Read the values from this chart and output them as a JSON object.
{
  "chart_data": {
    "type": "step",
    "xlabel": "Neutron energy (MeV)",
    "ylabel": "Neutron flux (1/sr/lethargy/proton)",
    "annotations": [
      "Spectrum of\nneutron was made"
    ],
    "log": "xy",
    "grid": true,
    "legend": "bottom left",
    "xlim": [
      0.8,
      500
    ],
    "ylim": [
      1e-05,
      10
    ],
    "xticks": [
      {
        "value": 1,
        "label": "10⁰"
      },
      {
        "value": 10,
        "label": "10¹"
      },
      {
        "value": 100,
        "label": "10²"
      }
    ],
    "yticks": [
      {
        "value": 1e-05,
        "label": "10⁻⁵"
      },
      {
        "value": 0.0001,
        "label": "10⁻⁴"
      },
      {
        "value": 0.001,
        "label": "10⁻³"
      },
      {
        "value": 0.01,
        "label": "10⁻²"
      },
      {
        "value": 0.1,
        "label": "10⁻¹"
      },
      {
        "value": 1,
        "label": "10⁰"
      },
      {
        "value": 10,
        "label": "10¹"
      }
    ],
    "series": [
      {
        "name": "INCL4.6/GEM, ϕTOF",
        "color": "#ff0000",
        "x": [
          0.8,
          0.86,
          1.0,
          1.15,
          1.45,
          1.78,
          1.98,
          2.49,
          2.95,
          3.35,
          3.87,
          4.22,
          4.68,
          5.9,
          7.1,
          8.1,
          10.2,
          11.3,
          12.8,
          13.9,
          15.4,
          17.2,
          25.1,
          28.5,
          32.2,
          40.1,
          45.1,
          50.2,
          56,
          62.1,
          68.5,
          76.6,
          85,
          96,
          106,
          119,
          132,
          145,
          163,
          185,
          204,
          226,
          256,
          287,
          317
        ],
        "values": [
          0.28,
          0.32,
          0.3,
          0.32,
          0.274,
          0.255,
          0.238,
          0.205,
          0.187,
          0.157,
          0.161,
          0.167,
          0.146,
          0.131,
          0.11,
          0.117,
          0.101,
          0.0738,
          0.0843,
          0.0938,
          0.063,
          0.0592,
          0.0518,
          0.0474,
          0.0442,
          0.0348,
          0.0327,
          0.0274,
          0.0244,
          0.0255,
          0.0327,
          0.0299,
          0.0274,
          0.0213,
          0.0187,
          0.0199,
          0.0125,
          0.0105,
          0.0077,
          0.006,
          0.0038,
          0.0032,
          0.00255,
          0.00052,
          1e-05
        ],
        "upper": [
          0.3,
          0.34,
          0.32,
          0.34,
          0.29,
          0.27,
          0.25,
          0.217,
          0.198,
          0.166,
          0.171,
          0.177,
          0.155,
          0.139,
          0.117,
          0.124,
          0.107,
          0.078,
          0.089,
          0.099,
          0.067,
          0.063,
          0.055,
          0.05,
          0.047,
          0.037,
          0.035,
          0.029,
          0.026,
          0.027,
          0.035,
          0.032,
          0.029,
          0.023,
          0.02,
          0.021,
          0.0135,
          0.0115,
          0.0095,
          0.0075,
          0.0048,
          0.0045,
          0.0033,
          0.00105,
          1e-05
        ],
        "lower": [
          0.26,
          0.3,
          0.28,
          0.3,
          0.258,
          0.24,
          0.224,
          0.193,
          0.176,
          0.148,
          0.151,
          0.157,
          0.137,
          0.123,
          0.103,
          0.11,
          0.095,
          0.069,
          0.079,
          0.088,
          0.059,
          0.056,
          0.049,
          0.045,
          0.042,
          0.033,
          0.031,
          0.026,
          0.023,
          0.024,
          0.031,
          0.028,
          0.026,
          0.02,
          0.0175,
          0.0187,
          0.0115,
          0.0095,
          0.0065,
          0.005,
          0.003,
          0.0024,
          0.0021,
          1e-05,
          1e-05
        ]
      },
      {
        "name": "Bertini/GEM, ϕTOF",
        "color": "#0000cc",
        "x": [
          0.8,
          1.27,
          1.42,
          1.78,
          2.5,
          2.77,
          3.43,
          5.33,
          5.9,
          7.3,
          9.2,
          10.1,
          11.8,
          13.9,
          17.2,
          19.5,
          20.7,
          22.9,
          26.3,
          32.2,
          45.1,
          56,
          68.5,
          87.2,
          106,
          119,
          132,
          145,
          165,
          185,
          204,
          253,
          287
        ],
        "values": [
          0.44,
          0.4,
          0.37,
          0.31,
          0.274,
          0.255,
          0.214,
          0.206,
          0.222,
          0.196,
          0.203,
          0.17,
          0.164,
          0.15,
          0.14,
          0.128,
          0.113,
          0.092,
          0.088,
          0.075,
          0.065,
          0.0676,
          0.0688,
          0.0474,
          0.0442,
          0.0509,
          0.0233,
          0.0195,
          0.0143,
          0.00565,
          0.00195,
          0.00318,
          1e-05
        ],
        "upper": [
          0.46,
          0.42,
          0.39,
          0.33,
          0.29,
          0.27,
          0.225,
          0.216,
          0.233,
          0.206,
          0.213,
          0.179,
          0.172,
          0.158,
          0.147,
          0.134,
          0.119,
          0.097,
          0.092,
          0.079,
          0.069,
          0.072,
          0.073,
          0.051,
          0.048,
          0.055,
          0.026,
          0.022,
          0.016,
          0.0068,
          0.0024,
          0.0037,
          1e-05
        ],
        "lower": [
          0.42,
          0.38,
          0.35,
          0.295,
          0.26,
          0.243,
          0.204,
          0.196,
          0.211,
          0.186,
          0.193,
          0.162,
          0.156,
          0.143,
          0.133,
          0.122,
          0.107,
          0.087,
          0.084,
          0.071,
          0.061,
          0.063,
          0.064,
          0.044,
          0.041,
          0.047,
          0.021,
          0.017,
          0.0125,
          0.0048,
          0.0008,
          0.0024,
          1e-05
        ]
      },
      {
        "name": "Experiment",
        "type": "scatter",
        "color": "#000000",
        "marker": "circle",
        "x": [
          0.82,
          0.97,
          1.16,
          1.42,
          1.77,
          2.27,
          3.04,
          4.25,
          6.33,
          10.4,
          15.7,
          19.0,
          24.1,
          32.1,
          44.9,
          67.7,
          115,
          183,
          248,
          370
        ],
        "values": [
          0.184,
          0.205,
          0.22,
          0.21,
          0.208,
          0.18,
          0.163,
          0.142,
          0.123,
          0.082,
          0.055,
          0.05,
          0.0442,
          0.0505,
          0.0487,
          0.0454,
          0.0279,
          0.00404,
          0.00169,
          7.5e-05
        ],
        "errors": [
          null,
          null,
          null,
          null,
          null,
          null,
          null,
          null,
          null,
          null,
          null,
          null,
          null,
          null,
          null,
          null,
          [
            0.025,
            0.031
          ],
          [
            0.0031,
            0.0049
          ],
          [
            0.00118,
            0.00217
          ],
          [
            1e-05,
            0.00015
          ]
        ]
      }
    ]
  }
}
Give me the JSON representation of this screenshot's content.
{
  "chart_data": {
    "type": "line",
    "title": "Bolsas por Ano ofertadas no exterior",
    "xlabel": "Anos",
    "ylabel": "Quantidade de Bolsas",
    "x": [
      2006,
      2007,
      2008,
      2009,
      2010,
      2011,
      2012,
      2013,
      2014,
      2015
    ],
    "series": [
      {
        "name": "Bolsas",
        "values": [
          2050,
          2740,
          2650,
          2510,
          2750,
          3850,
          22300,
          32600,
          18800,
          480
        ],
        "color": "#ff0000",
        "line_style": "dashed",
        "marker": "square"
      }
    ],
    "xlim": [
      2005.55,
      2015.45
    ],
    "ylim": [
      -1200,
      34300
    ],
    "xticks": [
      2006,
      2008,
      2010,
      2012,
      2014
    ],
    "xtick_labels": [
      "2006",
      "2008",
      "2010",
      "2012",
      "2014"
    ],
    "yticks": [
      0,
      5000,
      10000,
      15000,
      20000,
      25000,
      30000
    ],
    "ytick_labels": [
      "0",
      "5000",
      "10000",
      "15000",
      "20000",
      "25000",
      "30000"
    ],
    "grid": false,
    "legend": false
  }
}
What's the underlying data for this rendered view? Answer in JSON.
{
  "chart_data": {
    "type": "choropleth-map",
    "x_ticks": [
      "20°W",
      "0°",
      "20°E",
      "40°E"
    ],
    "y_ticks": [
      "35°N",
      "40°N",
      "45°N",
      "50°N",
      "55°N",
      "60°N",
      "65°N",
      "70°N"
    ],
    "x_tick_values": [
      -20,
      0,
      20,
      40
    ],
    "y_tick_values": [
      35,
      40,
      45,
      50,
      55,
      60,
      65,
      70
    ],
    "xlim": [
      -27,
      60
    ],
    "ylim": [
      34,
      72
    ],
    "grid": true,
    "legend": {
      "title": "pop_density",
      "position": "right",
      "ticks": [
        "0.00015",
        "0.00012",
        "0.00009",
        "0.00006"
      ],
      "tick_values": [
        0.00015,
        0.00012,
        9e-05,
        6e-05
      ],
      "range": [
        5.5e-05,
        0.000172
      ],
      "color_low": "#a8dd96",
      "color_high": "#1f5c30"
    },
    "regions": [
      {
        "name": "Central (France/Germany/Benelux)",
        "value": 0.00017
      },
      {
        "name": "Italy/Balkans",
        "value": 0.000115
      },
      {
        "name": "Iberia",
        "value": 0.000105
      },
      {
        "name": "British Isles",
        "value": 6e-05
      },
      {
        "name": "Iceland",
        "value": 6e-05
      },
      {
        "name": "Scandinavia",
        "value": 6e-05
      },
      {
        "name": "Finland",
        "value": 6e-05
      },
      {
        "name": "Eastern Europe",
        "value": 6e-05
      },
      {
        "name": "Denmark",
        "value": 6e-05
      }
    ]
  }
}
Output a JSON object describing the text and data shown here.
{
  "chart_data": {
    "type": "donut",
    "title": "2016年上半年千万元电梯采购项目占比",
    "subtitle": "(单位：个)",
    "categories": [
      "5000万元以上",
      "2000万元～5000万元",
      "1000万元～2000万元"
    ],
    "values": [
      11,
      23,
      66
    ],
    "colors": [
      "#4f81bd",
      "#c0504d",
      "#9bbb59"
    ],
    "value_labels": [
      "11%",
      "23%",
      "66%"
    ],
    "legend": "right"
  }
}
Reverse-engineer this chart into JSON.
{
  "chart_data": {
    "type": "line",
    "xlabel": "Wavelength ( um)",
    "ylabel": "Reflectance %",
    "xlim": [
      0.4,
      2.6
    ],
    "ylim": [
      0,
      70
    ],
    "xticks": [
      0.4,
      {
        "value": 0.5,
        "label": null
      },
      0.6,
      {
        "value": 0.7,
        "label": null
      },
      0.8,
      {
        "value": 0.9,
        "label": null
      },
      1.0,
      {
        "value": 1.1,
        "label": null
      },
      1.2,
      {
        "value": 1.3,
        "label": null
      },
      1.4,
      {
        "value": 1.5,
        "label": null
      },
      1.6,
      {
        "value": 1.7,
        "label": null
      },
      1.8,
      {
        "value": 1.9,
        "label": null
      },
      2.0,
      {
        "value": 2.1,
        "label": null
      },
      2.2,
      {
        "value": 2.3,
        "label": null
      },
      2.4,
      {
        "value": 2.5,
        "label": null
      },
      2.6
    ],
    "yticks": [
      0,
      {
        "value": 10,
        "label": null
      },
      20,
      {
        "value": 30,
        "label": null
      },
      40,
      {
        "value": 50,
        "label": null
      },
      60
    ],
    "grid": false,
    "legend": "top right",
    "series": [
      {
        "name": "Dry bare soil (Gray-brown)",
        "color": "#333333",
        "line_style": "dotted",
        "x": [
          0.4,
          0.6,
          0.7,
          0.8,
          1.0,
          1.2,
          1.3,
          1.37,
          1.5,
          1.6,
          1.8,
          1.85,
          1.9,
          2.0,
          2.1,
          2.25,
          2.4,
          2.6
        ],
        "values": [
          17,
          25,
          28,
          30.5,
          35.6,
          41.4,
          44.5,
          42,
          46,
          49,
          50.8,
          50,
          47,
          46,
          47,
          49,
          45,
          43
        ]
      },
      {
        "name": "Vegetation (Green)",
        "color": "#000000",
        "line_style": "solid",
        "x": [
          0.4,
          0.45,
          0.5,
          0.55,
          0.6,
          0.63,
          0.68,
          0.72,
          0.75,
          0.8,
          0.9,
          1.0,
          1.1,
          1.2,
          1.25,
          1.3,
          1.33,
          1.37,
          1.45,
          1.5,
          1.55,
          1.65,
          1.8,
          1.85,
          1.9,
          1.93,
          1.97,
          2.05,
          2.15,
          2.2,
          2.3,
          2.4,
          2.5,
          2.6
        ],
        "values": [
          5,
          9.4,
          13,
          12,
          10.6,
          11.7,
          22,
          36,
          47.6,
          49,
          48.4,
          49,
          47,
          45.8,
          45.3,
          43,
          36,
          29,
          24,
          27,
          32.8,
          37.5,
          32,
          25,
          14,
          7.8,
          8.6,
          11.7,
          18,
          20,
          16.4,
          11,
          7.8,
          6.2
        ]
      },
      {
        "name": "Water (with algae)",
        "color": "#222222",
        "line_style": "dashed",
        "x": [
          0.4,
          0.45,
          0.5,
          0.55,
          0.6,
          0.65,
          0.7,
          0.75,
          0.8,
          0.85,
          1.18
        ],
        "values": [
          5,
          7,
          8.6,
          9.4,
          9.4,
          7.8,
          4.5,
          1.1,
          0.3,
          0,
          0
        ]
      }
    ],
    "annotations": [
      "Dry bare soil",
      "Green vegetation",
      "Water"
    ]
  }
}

-------------------------

_WRITTEN REQUEST:_ Write out every line from the entries where "type" appears.

_TASK ANSWER:_
    "type": "step",
        "type": "scatter",
    "type": "line",
    "type": "choropleth-map",
    "type": "donut",
    "type": "line",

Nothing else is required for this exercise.